▶ _INSTRUCTIONS FOR THE TASK_
Search the material for "Type" and show all lines that contain it.
:: RECORD LIST
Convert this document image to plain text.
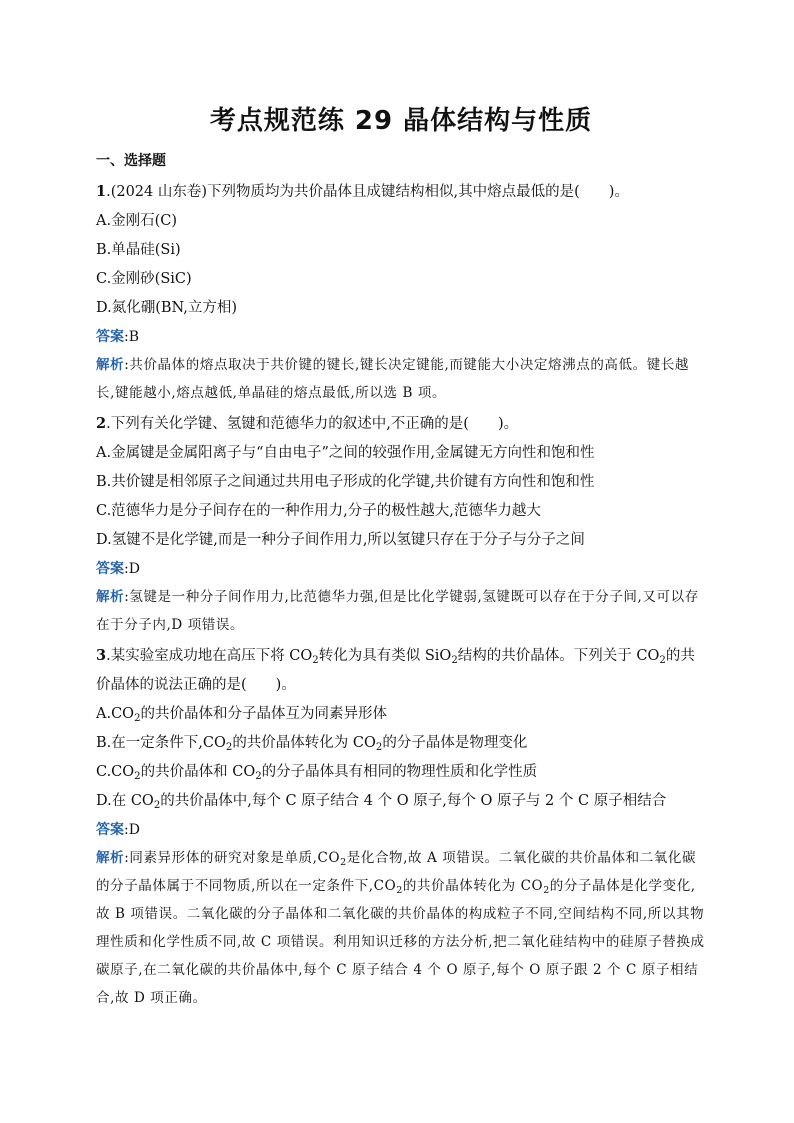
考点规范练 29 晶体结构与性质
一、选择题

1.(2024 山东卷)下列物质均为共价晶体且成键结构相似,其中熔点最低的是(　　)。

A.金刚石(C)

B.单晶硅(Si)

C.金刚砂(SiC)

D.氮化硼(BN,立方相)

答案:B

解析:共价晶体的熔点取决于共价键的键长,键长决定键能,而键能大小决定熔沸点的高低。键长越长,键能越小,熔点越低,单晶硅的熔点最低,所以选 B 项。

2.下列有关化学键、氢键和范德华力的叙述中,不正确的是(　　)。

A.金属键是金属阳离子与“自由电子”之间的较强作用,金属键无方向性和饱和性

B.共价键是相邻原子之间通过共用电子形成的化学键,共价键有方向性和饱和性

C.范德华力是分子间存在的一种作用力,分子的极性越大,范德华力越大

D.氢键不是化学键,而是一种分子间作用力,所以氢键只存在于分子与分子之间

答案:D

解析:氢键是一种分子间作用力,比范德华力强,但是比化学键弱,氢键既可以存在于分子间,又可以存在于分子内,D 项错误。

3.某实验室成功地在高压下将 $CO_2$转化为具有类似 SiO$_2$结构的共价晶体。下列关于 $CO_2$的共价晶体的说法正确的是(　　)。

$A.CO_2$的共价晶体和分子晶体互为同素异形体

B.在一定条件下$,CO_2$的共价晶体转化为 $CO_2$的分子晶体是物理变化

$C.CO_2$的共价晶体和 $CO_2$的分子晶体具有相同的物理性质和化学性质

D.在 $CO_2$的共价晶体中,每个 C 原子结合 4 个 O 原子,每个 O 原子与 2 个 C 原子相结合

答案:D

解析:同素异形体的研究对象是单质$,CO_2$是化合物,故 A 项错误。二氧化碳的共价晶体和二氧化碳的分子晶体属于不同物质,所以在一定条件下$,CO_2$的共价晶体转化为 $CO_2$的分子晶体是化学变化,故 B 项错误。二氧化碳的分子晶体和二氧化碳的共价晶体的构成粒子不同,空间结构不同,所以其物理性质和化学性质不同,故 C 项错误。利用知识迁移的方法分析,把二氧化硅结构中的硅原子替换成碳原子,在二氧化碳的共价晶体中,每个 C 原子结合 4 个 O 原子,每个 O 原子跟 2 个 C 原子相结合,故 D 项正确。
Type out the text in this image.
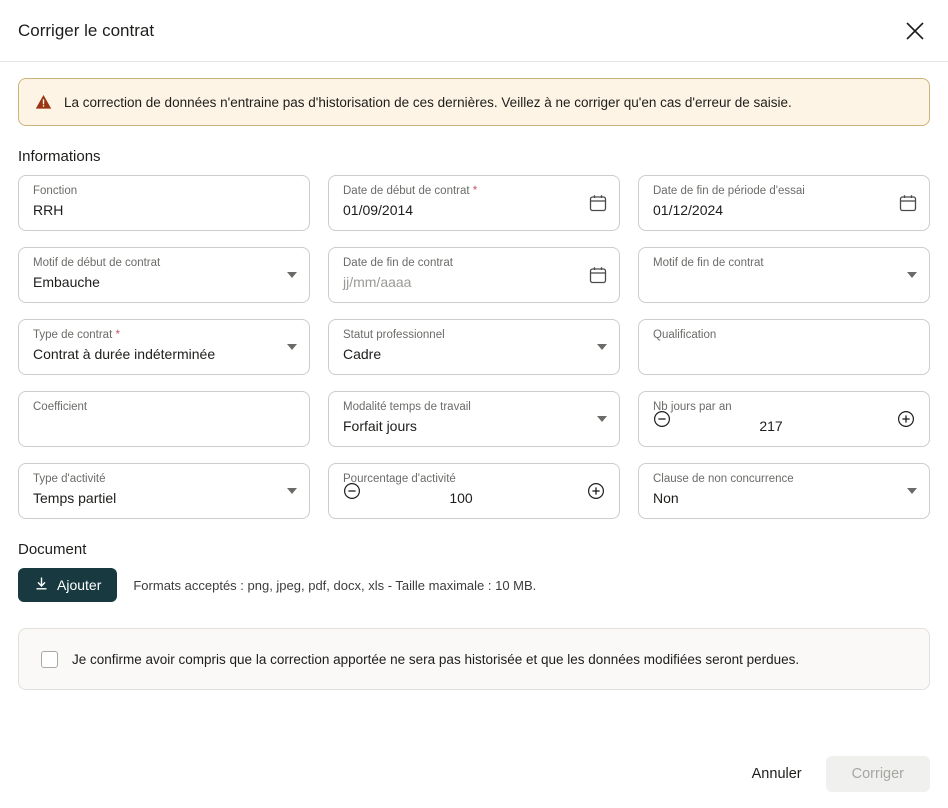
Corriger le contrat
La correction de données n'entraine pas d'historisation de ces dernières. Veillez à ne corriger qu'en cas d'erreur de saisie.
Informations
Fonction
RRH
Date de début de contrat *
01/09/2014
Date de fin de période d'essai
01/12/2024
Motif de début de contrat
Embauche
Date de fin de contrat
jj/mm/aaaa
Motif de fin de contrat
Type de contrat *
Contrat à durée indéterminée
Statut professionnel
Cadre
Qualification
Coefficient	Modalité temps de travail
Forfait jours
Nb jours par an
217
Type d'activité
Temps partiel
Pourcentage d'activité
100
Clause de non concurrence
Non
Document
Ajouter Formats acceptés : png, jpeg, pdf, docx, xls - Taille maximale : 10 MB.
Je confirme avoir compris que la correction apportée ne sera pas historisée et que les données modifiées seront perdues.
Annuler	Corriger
::::
▶ _ANSWER TO THIS EXERCISE_
Type out the text in this image.
Type de contrat *
Type d'activité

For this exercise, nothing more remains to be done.